→ Prompt
Quote the entries that follow exactly, leaving none out.

--- Start of Dataset ---

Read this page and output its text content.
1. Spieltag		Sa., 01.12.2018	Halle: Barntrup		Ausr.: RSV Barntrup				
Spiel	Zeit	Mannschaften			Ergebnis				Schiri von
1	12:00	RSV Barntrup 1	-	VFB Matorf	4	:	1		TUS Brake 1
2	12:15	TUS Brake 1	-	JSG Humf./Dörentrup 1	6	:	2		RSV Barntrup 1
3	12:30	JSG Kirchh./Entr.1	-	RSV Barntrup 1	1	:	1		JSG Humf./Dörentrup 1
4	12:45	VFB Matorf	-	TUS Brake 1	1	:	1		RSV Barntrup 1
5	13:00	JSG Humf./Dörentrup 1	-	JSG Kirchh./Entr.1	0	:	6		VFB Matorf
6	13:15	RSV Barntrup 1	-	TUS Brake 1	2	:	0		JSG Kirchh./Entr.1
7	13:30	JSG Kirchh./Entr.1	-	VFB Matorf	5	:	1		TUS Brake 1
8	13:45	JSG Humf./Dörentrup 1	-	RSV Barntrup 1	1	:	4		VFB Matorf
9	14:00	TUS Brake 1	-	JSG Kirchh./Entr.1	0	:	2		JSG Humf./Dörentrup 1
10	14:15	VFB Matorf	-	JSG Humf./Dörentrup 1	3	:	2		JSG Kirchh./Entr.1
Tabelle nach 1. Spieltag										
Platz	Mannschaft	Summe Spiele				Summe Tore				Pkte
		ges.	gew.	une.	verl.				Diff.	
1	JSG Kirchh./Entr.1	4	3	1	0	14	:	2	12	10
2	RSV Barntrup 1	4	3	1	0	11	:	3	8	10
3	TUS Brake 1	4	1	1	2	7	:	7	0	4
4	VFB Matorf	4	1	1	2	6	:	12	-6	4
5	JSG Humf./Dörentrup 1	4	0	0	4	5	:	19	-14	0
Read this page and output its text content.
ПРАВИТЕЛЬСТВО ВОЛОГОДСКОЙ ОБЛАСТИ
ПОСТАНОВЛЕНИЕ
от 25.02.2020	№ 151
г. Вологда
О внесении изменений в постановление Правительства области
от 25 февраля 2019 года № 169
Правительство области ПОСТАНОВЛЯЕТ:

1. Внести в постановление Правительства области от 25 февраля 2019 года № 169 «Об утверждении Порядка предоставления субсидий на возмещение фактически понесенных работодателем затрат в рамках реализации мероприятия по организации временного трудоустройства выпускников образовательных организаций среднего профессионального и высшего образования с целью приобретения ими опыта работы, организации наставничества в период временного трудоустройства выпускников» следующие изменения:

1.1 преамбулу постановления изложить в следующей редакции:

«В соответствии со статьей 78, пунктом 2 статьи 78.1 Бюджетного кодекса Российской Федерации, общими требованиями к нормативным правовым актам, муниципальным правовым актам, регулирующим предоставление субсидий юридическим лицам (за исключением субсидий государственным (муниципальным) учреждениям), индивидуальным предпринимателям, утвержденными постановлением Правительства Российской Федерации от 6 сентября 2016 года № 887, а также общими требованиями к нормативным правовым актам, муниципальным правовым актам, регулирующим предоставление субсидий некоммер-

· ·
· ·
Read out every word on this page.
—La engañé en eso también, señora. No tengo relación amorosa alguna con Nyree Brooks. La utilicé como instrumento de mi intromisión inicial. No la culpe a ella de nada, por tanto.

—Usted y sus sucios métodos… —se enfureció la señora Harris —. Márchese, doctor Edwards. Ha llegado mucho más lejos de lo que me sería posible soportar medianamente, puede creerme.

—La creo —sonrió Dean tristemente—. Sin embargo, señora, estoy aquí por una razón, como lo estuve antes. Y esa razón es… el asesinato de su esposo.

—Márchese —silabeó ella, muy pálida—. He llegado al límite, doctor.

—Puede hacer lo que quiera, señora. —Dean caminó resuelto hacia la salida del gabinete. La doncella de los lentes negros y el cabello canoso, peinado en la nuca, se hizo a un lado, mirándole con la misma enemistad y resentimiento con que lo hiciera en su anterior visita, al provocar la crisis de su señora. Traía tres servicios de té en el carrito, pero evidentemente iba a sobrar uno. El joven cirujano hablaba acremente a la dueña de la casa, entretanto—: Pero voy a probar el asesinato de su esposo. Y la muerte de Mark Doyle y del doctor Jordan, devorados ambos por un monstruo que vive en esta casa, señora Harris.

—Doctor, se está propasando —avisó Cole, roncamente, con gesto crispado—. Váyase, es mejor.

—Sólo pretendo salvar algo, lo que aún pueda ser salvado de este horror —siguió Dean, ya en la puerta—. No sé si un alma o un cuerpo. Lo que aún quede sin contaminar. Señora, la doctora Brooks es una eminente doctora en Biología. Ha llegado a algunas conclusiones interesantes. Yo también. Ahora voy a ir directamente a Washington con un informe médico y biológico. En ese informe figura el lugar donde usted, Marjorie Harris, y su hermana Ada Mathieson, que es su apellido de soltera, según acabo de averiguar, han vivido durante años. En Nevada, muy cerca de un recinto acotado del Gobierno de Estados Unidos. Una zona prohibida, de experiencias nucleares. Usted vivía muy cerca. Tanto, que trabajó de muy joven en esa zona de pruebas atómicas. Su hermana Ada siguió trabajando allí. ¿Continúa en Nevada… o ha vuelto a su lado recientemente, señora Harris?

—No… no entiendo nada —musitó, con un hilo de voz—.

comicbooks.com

--- End of Dataset ---

→ Written solution
Read this page and output its text content.
1. Spieltag		Sa., 01.12.2018	Halle: Barntrup		Ausr.: RSV Barntrup				
Spiel	Zeit	Mannschaften			Ergebnis				Schiri von
1	12:00	RSV Barntrup 1	-	VFB Matorf	4	:	1		TUS Brake 1
2	12:15	TUS Brake 1	-	JSG Humf./Dörentrup 1	6	:	2		RSV Barntrup 1
3	12:30	JSG Kirchh./Entr.1	-	RSV Barntrup 1	1	:	1		JSG Humf./Dörentrup 1
4	12:45	VFB Matorf	-	TUS Brake 1	1	:	1		RSV Barntrup 1
5	13:00	JSG Humf./Dörentrup 1	-	JSG Kirchh./Entr.1	0	:	6		VFB Matorf
6	13:15	RSV Barntrup 1	-	TUS Brake 1	2	:	0		JSG Kirchh./Entr.1
7	13:30	JSG Kirchh./Entr.1	-	VFB Matorf	5	:	1		TUS Brake 1
8	13:45	JSG Humf./Dörentrup 1	-	RSV Barntrup 1	1	:	4		VFB Matorf
9	14:00	TUS Brake 1	-	JSG Kirchh./Entr.1	0	:	2		JSG Humf./Dörentrup 1
10	14:15	VFB Matorf	-	JSG Humf./Dörentrup 1	3	:	2		JSG Kirchh./Entr.1
Tabelle nach 1. Spieltag										
Platz	Mannschaft	Summe Spiele				Summe Tore				Pkte
		ges.	gew.	une.	verl.				Diff.	
1	JSG Kirchh./Entr.1	4	3	1	0	14	:	2	12	10
2	RSV Barntrup 1	4	3	1	0	11	:	3	8	10
3	TUS Brake 1	4	1	1	2	7	:	7	0	4
4	VFB Matorf	4	1	1	2	6	:	12	-6	4
5	JSG Humf./Dörentrup 1	4	0	0	4	5	:	19	-14	0
Read this page and output its text content.
ПРАВИТЕЛЬСТВО ВОЛОГОДСКОЙ ОБЛАСТИ
ПОСТАНОВЛЕНИЕ
от 25.02.2020	№ 151
г. Вологда
О внесении изменений в постановление Правительства области
от 25 февраля 2019 года № 169
Правительство области ПОСТАНОВЛЯЕТ:

1. Внести в постановление Правительства области от 25 февраля 2019 года № 169 «Об утверждении Порядка предоставления субсидий на возмещение фактически понесенных работодателем затрат в рамках реализации мероприятия по организации временного трудоустройства выпускников образовательных организаций среднего профессионального и высшего образования с целью приобретения ими опыта работы, организации наставничества в период временного трудоустройства выпускников» следующие изменения:

1.1 преамбулу постановления изложить в следующей редакции:

«В соответствии со статьей 78, пунктом 2 статьи 78.1 Бюджетного кодекса Российской Федерации, общими требованиями к нормативным правовым актам, муниципальным правовым актам, регулирующим предоставление субсидий юридическим лицам (за исключением субсидий государственным (муниципальным) учреждениям), индивидуальным предпринимателям, утвержденными постановлением Правительства Российской Федерации от 6 сентября 2016 года № 887, а также общими требованиями к нормативным правовым актам, муниципальным правовым актам, регулирующим предоставление субсидий некоммер-

· ·
· ·
Read out every word on this page.
—La engañé en eso también, señora. No tengo relación amorosa alguna con Nyree Brooks. La utilicé como instrumento de mi intromisión inicial. No la culpe a ella de nada, por tanto.

—Usted y sus sucios métodos… —se enfureció la señora Harris —. Márchese, doctor Edwards. Ha llegado mucho más lejos de lo que me sería posible soportar medianamente, puede creerme.

—La creo —sonrió Dean tristemente—. Sin embargo, señora, estoy aquí por una razón, como lo estuve antes. Y esa razón es… el asesinato de su esposo.

—Márchese —silabeó ella, muy pálida—. He llegado al límite, doctor.

—Puede hacer lo que quiera, señora. —Dean caminó resuelto hacia la salida del gabinete. La doncella de los lentes negros y el cabello canoso, peinado en la nuca, se hizo a un lado, mirándole con la misma enemistad y resentimiento con que lo hiciera en su anterior visita, al provocar la crisis de su señora. Traía tres servicios de té en el carrito, pero evidentemente iba a sobrar uno. El joven cirujano hablaba acremente a la dueña de la casa, entretanto—: Pero voy a probar el asesinato de su esposo. Y la muerte de Mark Doyle y del doctor Jordan, devorados ambos por un monstruo que vive en esta casa, señora Harris.

—Doctor, se está propasando —avisó Cole, roncamente, con gesto crispado—. Váyase, es mejor.

—Sólo pretendo salvar algo, lo que aún pueda ser salvado de este horror —siguió Dean, ya en la puerta—. No sé si un alma o un cuerpo. Lo que aún quede sin contaminar. Señora, la doctora Brooks es una eminente doctora en Biología. Ha llegado a algunas conclusiones interesantes. Yo también. Ahora voy a ir directamente a Washington con un informe médico y biológico. En ese informe figura el lugar donde usted, Marjorie Harris, y su hermana Ada Mathieson, que es su apellido de soltera, según acabo de averiguar, han vivido durante años. En Nevada, muy cerca de un recinto acotado del Gobierno de Estados Unidos. Una zona prohibida, de experiencias nucleares. Usted vivía muy cerca. Tanto, que trabajó de muy joven en esa zona de pruebas atómicas. Su hermana Ada siguió trabajando allí. ¿Continúa en Nevada… o ha vuelto a su lado recientemente, señora Harris?

—No… no entiendo nada —musitó, con un hilo de voz—.

comicbooks.com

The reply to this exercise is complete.